• Given exercise
Below is a set of records; print all of them exactly as written.

• Record excerpts
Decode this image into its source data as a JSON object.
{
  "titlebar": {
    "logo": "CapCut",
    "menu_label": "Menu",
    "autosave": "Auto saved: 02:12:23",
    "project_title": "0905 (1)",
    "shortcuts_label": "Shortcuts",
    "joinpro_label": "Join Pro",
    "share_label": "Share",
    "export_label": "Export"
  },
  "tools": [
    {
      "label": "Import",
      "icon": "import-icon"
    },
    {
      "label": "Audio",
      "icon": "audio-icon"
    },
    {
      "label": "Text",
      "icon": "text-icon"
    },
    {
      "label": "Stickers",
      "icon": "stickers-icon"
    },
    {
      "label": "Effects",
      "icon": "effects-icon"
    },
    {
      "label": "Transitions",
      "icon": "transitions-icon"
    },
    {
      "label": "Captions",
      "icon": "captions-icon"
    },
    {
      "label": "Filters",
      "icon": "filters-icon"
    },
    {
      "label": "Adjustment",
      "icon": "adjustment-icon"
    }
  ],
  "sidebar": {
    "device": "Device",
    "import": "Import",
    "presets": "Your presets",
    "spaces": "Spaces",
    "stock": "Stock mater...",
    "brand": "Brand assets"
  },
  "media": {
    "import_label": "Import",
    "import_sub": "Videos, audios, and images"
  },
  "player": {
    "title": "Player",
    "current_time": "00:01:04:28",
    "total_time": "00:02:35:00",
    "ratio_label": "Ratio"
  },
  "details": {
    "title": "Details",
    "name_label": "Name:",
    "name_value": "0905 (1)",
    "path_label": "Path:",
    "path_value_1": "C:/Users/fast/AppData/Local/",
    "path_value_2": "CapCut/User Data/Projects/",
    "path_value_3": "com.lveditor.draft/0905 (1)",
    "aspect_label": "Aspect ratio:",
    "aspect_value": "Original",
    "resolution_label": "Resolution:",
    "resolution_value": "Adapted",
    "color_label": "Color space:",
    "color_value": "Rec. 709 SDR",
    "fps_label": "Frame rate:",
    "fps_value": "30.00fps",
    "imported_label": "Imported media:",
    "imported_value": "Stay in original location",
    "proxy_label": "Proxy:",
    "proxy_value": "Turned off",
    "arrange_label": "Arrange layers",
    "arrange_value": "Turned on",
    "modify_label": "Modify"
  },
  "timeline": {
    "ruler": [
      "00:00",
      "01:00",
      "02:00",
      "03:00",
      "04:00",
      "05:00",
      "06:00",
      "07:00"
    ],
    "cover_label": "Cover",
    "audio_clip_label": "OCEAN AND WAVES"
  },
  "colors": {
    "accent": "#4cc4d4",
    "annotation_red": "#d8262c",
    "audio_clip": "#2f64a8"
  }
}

• The completed task
Decode this image into its source data as a JSON object.
{
  "titlebar": {
    "logo": "CapCut",
    "menu_label": "Menu",
    "autosave": "Auto saved: 02:12:23",
    "project_title": "0905 (1)",
    "shortcuts_label": "Shortcuts",
    "joinpro_label": "Join Pro",
    "share_label": "Share",
    "export_label": "Export"
  },
  "tools": [
    {
      "label": "Import",
      "icon": "import-icon"
    },
    {
      "label": "Audio",
      "icon": "audio-icon"
    },
    {
      "label": "Text",
      "icon": "text-icon"
    },
    {
      "label": "Stickers",
      "icon": "stickers-icon"
    },
    {
      "label": "Effects",
      "icon": "effects-icon"
    },
    {
      "label": "Transitions",
      "icon": "transitions-icon"
    },
    {
      "label": "Captions",
      "icon": "captions-icon"
    },
    {
      "label": "Filters",
      "icon": "filters-icon"
    },
    {
      "label": "Adjustment",
      "icon": "adjustment-icon"
    }
  ],
  "sidebar": {
    "device": "Device",
    "import": "Import",
    "presets": "Your presets",
    "spaces": "Spaces",
    "stock": "Stock mater...",
    "brand": "Brand assets"
  },
  "media": {
    "import_label": "Import",
    "import_sub": "Videos, audios, and images"
  },
  "player": {
    "title": "Player",
    "current_time": "00:01:04:28",
    "total_time": "00:02:35:00",
    "ratio_label": "Ratio"
  },
  "details": {
    "title": "Details",
    "name_label": "Name:",
    "name_value": "0905 (1)",
    "path_label": "Path:",
    "path_value_1": "C:/Users/fast/AppData/Local/",
    "path_value_2": "CapCut/User Data/Projects/",
    "path_value_3": "com.lveditor.draft/0905 (1)",
    "aspect_label": "Aspect ratio:",
    "aspect_value": "Original",
    "resolution_label": "Resolution:",
    "resolution_value": "Adapted",
    "color_label": "Color space:",
    "color_value": "Rec. 709 SDR",
    "fps_label": "Frame rate:",
    "fps_value": "30.00fps",
    "imported_label": "Imported media:",
    "imported_value": "Stay in original location",
    "proxy_label": "Proxy:",
    "proxy_value": "Turned off",
    "arrange_label": "Arrange layers",
    "arrange_value": "Turned on",
    "modify_label": "Modify"
  },
  "timeline": {
    "ruler": [
      "00:00",
      "01:00",
      "02:00",
      "03:00",
      "04:00",
      "05:00",
      "06:00",
      "07:00"
    ],
    "cover_label": "Cover",
    "audio_clip_label": "OCEAN AND WAVES"
  },
  "colors": {
    "accent": "#4cc4d4",
    "annotation_red": "#d8262c",
    "audio_clip": "#2f64a8"
  }
}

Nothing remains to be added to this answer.